**What to produce**
Among the lines below, list those containing the string "วยงานของร".

--- Start of Records for this task ---

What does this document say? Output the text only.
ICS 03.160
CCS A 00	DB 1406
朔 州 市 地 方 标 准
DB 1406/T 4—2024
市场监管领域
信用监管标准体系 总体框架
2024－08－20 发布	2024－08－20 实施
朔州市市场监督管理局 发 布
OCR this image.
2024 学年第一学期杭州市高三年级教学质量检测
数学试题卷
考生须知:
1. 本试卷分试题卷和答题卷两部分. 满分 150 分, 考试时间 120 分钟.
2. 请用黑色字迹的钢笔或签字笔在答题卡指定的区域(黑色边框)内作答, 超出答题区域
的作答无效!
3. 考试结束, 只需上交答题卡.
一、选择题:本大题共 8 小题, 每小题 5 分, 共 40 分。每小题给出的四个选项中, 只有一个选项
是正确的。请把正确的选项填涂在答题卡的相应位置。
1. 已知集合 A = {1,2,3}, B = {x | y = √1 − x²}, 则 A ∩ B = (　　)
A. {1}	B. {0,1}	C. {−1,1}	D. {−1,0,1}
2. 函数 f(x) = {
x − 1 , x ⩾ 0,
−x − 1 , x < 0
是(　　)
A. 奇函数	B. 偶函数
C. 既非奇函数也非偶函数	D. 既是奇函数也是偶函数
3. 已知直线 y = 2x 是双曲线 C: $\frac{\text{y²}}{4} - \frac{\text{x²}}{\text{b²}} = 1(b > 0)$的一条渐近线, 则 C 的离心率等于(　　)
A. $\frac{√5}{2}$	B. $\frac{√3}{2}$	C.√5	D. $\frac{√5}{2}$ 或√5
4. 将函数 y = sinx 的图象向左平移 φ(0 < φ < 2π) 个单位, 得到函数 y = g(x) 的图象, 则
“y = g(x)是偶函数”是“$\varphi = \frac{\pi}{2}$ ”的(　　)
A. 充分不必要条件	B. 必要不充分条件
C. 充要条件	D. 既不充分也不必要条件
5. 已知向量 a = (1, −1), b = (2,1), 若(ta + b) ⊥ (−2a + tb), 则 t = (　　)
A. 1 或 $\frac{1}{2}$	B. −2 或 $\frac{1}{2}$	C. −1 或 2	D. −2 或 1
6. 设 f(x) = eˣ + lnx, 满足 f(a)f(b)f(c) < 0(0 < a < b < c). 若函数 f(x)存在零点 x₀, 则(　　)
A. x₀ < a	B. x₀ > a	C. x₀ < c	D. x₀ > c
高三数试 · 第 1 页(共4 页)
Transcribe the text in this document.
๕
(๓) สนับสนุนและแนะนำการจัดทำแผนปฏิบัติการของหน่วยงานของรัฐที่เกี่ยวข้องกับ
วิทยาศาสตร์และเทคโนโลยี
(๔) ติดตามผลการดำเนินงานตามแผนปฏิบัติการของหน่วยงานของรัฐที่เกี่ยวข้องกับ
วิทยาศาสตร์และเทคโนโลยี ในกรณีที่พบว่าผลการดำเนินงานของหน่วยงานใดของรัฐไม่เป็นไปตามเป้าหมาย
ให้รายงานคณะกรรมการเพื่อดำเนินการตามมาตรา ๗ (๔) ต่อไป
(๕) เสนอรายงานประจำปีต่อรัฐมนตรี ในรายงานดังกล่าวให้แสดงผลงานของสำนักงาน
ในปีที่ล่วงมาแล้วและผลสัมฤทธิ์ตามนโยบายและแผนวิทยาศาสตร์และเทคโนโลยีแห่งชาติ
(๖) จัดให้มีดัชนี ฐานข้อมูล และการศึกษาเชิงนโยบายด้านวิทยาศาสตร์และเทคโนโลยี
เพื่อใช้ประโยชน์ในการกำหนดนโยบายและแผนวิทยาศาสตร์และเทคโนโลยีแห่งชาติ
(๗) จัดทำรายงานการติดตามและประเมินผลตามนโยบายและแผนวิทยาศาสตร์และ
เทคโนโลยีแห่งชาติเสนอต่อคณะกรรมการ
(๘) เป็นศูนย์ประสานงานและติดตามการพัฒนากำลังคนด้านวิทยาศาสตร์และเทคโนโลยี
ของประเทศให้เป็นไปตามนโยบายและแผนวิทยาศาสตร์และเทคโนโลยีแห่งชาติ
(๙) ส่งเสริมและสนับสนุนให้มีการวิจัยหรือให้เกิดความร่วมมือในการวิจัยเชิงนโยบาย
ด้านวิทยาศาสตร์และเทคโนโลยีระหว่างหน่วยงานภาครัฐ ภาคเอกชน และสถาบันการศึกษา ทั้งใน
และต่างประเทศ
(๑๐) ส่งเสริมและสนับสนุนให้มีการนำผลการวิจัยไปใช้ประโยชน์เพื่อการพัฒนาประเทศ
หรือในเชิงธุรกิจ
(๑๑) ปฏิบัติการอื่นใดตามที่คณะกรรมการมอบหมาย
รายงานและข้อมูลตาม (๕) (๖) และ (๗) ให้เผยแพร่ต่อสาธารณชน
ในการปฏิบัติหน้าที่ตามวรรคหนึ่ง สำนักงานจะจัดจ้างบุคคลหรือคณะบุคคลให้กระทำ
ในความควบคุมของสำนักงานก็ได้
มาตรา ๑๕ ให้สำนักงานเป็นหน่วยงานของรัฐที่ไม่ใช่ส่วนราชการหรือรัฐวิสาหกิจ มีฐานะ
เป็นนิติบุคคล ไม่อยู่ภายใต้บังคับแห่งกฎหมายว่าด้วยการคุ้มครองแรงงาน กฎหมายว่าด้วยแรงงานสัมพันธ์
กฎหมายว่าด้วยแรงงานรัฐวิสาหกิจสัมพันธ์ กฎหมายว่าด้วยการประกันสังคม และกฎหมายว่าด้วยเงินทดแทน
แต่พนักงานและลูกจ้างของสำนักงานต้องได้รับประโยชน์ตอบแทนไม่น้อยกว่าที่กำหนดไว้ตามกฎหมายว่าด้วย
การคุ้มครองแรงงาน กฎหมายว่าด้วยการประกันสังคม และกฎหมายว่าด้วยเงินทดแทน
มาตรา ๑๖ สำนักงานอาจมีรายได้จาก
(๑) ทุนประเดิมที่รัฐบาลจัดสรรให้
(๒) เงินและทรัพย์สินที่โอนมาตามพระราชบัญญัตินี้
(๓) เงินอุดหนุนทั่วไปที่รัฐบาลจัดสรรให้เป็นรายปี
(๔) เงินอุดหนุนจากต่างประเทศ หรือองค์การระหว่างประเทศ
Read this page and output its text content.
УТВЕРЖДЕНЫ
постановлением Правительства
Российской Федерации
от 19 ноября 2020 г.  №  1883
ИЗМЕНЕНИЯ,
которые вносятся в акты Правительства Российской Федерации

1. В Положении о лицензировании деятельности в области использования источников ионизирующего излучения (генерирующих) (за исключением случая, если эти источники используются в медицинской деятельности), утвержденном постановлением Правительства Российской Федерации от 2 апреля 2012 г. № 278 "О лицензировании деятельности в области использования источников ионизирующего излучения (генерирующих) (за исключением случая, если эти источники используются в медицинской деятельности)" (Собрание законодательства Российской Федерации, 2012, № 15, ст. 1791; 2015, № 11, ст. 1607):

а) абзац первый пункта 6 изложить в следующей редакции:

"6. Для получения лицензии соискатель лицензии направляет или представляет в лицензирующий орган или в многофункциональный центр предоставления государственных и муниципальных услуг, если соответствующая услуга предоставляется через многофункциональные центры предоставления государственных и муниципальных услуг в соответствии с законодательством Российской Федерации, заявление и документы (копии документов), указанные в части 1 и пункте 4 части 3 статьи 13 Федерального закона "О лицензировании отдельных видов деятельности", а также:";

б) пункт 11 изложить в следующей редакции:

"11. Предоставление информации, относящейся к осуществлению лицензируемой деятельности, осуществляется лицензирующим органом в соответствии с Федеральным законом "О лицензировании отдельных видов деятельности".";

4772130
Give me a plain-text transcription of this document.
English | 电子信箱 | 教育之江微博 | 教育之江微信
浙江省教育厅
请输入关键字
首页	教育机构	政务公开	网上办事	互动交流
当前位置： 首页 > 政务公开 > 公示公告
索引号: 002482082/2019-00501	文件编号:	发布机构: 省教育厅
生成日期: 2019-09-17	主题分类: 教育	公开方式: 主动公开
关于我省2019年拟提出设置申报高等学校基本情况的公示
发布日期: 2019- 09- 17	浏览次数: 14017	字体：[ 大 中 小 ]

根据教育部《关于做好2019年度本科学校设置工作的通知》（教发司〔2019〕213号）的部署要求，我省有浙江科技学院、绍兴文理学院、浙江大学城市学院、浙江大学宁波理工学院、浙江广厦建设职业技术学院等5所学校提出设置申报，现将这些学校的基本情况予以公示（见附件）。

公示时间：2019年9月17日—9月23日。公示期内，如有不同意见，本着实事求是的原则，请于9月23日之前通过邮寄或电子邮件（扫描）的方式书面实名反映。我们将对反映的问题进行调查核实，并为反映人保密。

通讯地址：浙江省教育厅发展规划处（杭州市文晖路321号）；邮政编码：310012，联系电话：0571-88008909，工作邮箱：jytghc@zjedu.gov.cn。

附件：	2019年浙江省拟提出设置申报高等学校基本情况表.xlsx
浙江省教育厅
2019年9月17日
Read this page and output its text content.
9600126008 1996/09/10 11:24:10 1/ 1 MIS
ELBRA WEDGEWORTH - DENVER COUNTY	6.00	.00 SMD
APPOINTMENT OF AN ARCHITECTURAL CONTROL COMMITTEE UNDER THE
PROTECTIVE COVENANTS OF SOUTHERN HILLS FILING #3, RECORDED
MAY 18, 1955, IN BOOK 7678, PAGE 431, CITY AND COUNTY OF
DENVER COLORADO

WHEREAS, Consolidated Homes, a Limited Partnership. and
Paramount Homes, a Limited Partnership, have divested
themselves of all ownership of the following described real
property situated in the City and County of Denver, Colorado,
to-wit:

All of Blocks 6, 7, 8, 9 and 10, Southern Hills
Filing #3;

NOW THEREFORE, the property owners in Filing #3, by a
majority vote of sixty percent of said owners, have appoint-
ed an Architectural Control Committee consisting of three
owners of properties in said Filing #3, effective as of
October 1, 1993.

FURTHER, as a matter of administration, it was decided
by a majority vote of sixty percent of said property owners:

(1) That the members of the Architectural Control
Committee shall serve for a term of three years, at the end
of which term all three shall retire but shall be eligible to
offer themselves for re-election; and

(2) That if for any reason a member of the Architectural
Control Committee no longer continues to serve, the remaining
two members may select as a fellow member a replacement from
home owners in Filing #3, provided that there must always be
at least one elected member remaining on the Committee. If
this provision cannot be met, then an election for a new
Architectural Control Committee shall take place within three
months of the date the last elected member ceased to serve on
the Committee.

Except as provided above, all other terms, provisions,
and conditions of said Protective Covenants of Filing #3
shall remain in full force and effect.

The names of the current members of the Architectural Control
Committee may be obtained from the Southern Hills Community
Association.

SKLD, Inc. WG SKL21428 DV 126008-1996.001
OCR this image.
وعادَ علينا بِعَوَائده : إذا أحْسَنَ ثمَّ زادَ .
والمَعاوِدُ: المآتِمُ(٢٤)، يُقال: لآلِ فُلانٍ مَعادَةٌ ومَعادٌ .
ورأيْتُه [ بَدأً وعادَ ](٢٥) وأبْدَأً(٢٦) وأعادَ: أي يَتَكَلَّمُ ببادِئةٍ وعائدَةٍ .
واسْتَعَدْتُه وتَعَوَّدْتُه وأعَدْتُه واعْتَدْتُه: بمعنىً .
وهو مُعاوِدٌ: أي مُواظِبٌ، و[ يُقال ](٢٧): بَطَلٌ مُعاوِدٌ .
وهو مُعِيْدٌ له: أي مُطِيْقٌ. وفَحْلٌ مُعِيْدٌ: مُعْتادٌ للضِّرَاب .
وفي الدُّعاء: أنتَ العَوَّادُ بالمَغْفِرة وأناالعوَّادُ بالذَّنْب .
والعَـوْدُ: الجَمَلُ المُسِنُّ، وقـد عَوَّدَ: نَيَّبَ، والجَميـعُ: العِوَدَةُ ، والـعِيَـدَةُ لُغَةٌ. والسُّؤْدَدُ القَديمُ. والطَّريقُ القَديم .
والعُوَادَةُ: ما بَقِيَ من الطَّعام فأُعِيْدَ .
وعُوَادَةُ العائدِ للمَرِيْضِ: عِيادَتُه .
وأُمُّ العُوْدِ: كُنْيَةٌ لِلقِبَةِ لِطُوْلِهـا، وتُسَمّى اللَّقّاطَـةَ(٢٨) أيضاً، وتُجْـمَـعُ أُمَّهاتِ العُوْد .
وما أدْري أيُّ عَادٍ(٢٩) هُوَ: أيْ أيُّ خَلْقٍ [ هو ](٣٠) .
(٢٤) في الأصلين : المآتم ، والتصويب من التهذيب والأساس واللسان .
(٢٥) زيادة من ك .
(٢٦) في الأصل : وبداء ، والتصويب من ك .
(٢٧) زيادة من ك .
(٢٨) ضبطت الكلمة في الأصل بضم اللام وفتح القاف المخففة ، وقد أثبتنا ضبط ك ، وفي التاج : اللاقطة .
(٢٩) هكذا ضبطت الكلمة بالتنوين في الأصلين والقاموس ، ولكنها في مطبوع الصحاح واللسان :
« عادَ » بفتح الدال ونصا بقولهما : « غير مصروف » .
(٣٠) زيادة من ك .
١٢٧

--- End of Records for this task ---

**Full solution**
(๓) สนับสนุนและแนะนำการจัดทำแผนปฏิบัติการของหน่วยงานของรัฐที่เกี่ยวข้องกับ
(๔) ติดตามผลการดำเนินงานตามแผนปฏิบัติการของหน่วยงานของรัฐที่เกี่ยวข้องกับ
มาตรา ๑๕ ให้สำนักงานเป็นหน่วยงานของรัฐที่ไม่ใช่ส่วนราชการหรือรัฐวิสาหกิจ มีฐานะ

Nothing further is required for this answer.